#### Goal
Retype the whole listing, please, keeping every line exact and dropping the pictures.

** start **

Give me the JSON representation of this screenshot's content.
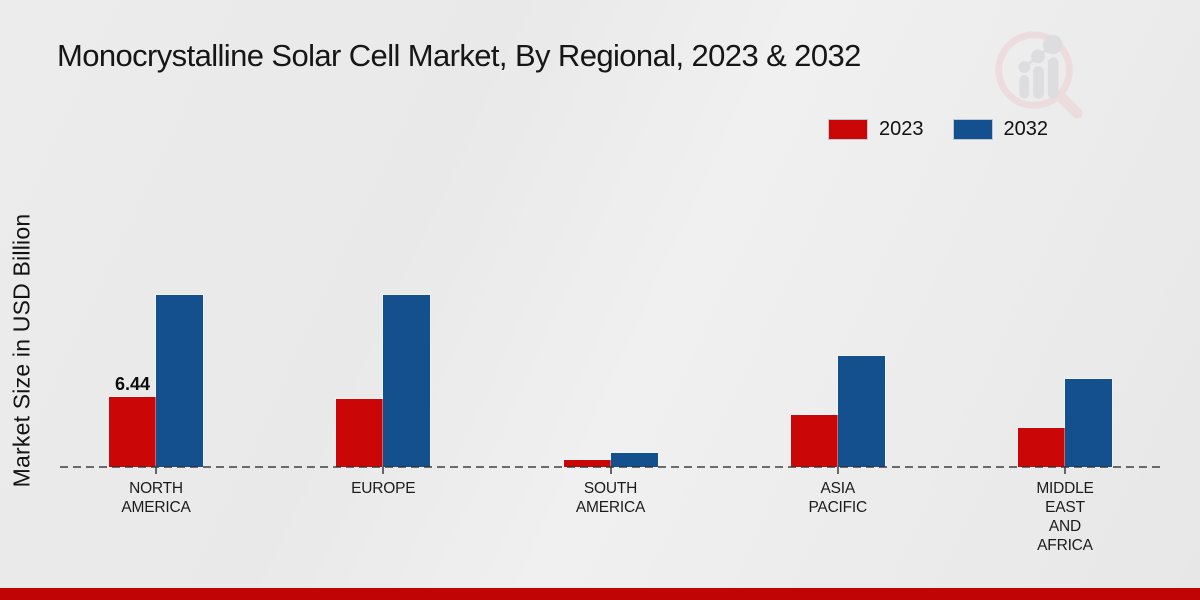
{
  "title": "Monocrystalline Solar Cell Market, By Regional, 2023 & 2032",
  "y_axis_label": "Market Size in USD Billion",
  "legend": {
    "items": [
      {
        "label": "2023",
        "color": "#cb0606"
      },
      {
        "label": "2032",
        "color": "#14508e"
      }
    ]
  },
  "logo": {
    "name": "magnifier-bar-chart-logo",
    "ring_color": "#eccdd2",
    "bars_color": "#cfcfd4"
  },
  "footer": {
    "bar_color": "#c00404"
  },
  "chart_data": {
    "type": "bar",
    "title": "Monocrystalline Solar Cell Market, By Regional, 2023 & 2032",
    "xlabel": "",
    "ylabel": "Market Size in USD Billion",
    "categories": [
      "NORTH AMERICA",
      "EUROPE",
      "SOUTH AMERICA",
      "ASIA PACIFIC",
      "MIDDLE EAST AND AFRICA"
    ],
    "series": [
      {
        "name": "2023",
        "color": "#cb0606",
        "values": [
          6.44,
          6.3,
          0.6,
          4.8,
          3.6
        ]
      },
      {
        "name": "2032",
        "color": "#14508e",
        "values": [
          15.8,
          15.8,
          1.3,
          10.2,
          8.1
        ]
      }
    ],
    "data_labels": [
      {
        "series": "2023",
        "category": "NORTH AMERICA",
        "text": "6.44"
      }
    ],
    "ylim": [
      0,
      20
    ],
    "grid": false,
    "axis_style": "dashed-baseline",
    "legend_position": "top-right",
    "units": "USD Billion"
  }
}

** end **

#### Exercise output
Give me the JSON representation of this screenshot's content.
{
  "title": "Monocrystalline Solar Cell Market, By Regional, 2023 & 2032",
  "y_axis_label": "Market Size in USD Billion",
  "legend": {
    "items": [
      {
        "label": "2023",
        "color": "#cb0606"
      },
      {
        "label": "2032",
        "color": "#14508e"
      }
    ]
  },
  "logo": {
    "name": "magnifier-bar-chart-logo",
    "ring_color": "#eccdd2",
    "bars_color": "#cfcfd4"
  },
  "footer": {
    "bar_color": "#c00404"
  },
  "chart_data": {
    "type": "bar",
    "title": "Monocrystalline Solar Cell Market, By Regional, 2023 & 2032",
    "xlabel": "",
    "ylabel": "Market Size in USD Billion",
    "categories": [
      "NORTH AMERICA",
      "EUROPE",
      "SOUTH AMERICA",
      "ASIA PACIFIC",
      "MIDDLE EAST AND AFRICA"
    ],
    "series": [
      {
        "name": "2023",
        "color": "#cb0606",
        "values": [
          6.44,
          6.3,
          0.6,
          4.8,
          3.6
        ]
      },
      {
        "name": "2032",
        "color": "#14508e",
        "values": [
          15.8,
          15.8,
          1.3,
          10.2,
          8.1
        ]
      }
    ],
    "data_labels": [
      {
        "series": "2023",
        "category": "NORTH AMERICA",
        "text": "6.44"
      }
    ],
    "ylim": [
      0,
      20
    ],
    "grid": false,
    "axis_style": "dashed-baseline",
    "legend_position": "top-right",
    "units": "USD Billion"
  }
}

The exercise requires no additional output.